**Given records:**
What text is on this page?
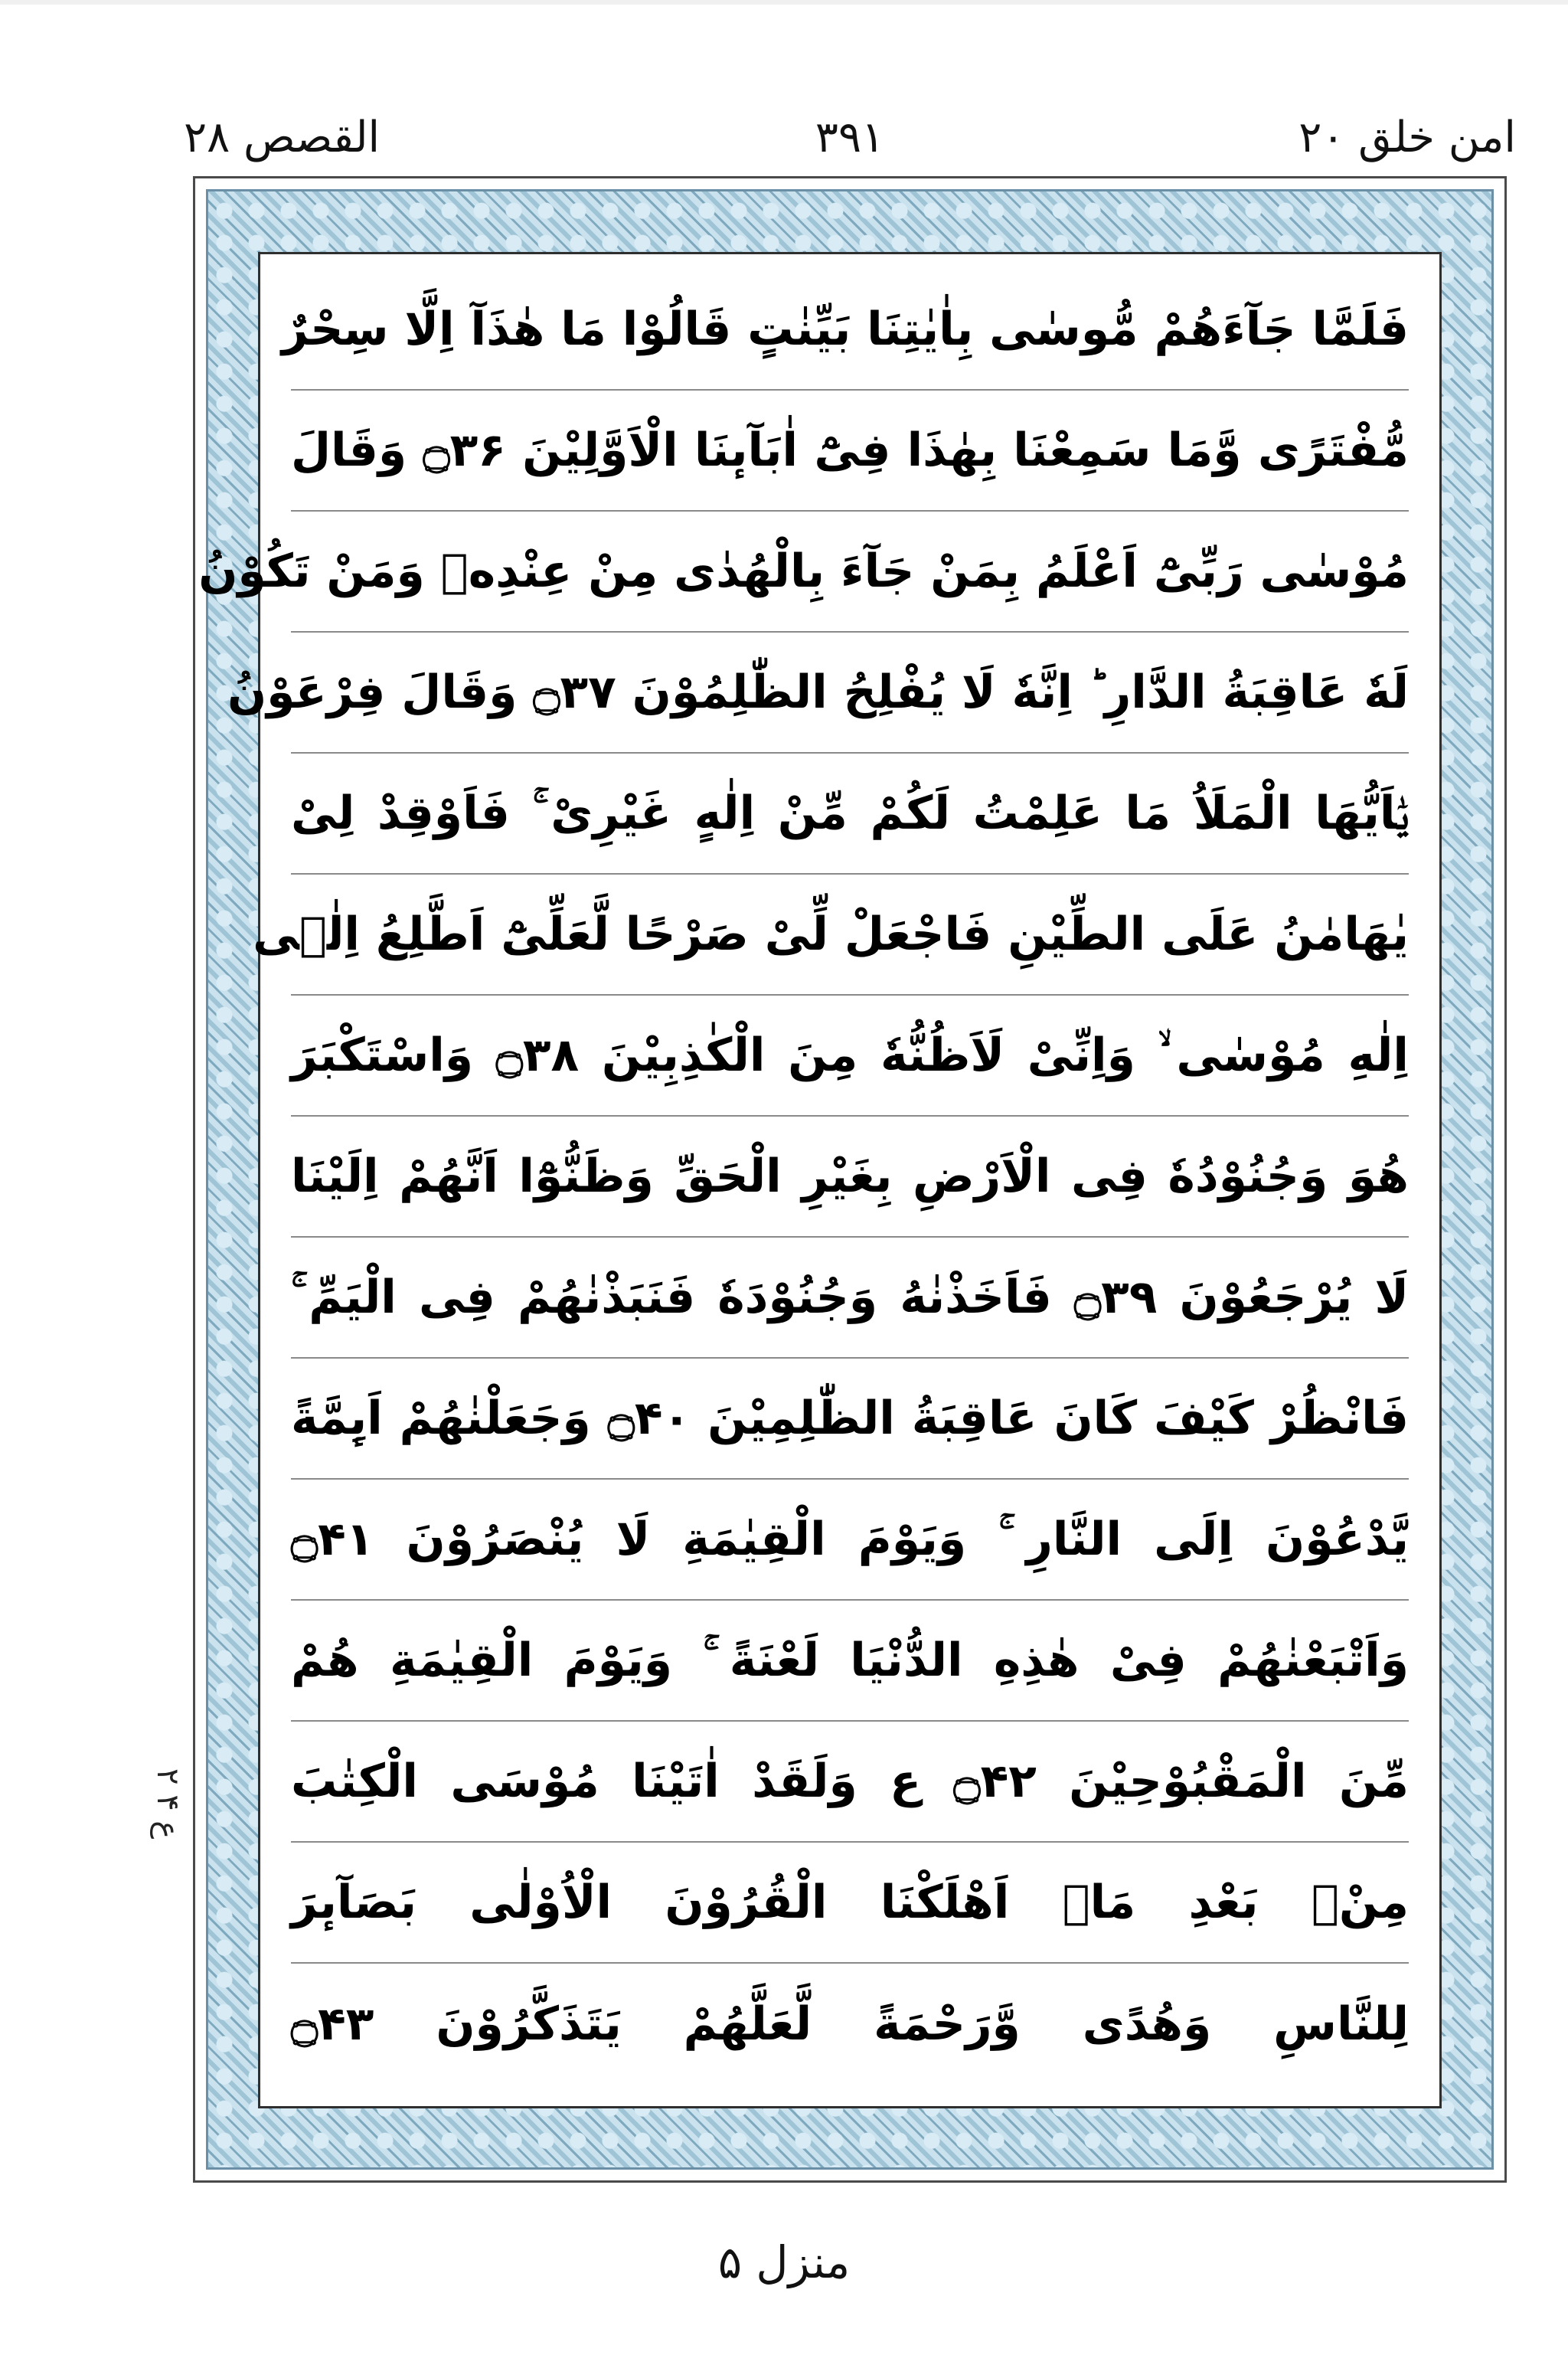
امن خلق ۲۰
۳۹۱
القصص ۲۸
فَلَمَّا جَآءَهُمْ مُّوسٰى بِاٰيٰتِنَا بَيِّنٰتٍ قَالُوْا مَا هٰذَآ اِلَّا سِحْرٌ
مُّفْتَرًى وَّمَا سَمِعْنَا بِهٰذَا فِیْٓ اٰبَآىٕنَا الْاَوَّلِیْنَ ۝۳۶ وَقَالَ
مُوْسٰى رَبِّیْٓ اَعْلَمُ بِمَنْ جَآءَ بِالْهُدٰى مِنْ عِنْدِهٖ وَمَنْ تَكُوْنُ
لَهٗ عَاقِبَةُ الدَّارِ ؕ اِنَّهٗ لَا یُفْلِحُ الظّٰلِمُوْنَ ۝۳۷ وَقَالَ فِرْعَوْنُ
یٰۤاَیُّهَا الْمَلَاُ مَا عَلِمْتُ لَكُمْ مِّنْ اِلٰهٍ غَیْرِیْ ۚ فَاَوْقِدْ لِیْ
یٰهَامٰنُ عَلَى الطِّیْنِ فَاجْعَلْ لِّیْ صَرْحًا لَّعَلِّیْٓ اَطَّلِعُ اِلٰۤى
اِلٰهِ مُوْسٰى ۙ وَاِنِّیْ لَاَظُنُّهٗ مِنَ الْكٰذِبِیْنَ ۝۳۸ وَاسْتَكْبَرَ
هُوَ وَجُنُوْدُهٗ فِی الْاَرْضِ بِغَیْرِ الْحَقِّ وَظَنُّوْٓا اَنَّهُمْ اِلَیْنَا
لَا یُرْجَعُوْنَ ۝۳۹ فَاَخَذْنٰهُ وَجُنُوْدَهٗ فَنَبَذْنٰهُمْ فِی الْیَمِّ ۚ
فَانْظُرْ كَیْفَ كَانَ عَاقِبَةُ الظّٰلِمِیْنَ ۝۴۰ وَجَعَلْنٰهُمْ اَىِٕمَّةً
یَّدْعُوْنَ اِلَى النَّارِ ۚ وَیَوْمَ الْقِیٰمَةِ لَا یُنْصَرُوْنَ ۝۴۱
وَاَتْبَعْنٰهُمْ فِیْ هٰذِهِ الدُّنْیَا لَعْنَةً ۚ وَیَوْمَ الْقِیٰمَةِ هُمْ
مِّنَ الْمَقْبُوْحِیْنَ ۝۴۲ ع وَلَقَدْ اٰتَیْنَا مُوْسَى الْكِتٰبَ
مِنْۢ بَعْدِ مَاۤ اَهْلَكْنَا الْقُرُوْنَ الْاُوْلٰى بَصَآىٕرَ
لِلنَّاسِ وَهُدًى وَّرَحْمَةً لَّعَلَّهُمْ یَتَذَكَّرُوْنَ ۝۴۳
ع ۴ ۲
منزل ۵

**What to work on:** Can the entries above be repeated exactly, without their pictures?

**Solution to the problem:**
What text is on this page?
امن خلق ۲۰
۳۹۱
القصص ۲۸
فَلَمَّا جَآءَهُمْ مُّوسٰى بِاٰيٰتِنَا بَيِّنٰتٍ قَالُوْا مَا هٰذَآ اِلَّا سِحْرٌ
مُّفْتَرًى وَّمَا سَمِعْنَا بِهٰذَا فِیْٓ اٰبَآىٕنَا الْاَوَّلِیْنَ ۝۳۶ وَقَالَ
مُوْسٰى رَبِّیْٓ اَعْلَمُ بِمَنْ جَآءَ بِالْهُدٰى مِنْ عِنْدِهٖ وَمَنْ تَكُوْنُ
لَهٗ عَاقِبَةُ الدَّارِ ؕ اِنَّهٗ لَا یُفْلِحُ الظّٰلِمُوْنَ ۝۳۷ وَقَالَ فِرْعَوْنُ
یٰۤاَیُّهَا الْمَلَاُ مَا عَلِمْتُ لَكُمْ مِّنْ اِلٰهٍ غَیْرِیْ ۚ فَاَوْقِدْ لِیْ
یٰهَامٰنُ عَلَى الطِّیْنِ فَاجْعَلْ لِّیْ صَرْحًا لَّعَلِّیْٓ اَطَّلِعُ اِلٰۤى
اِلٰهِ مُوْسٰى ۙ وَاِنِّیْ لَاَظُنُّهٗ مِنَ الْكٰذِبِیْنَ ۝۳۸ وَاسْتَكْبَرَ
هُوَ وَجُنُوْدُهٗ فِی الْاَرْضِ بِغَیْرِ الْحَقِّ وَظَنُّوْٓا اَنَّهُمْ اِلَیْنَا
لَا یُرْجَعُوْنَ ۝۳۹ فَاَخَذْنٰهُ وَجُنُوْدَهٗ فَنَبَذْنٰهُمْ فِی الْیَمِّ ۚ
فَانْظُرْ كَیْفَ كَانَ عَاقِبَةُ الظّٰلِمِیْنَ ۝۴۰ وَجَعَلْنٰهُمْ اَىِٕمَّةً
یَّدْعُوْنَ اِلَى النَّارِ ۚ وَیَوْمَ الْقِیٰمَةِ لَا یُنْصَرُوْنَ ۝۴۱
وَاَتْبَعْنٰهُمْ فِیْ هٰذِهِ الدُّنْیَا لَعْنَةً ۚ وَیَوْمَ الْقِیٰمَةِ هُمْ
مِّنَ الْمَقْبُوْحِیْنَ ۝۴۲ ع وَلَقَدْ اٰتَیْنَا مُوْسَى الْكِتٰبَ
مِنْۢ بَعْدِ مَاۤ اَهْلَكْنَا الْقُرُوْنَ الْاُوْلٰى بَصَآىٕرَ
لِلنَّاسِ وَهُدًى وَّرَحْمَةً لَّعَلَّهُمْ یَتَذَكَّرُوْنَ ۝۴۳
ع ۴ ۲
منزل ۵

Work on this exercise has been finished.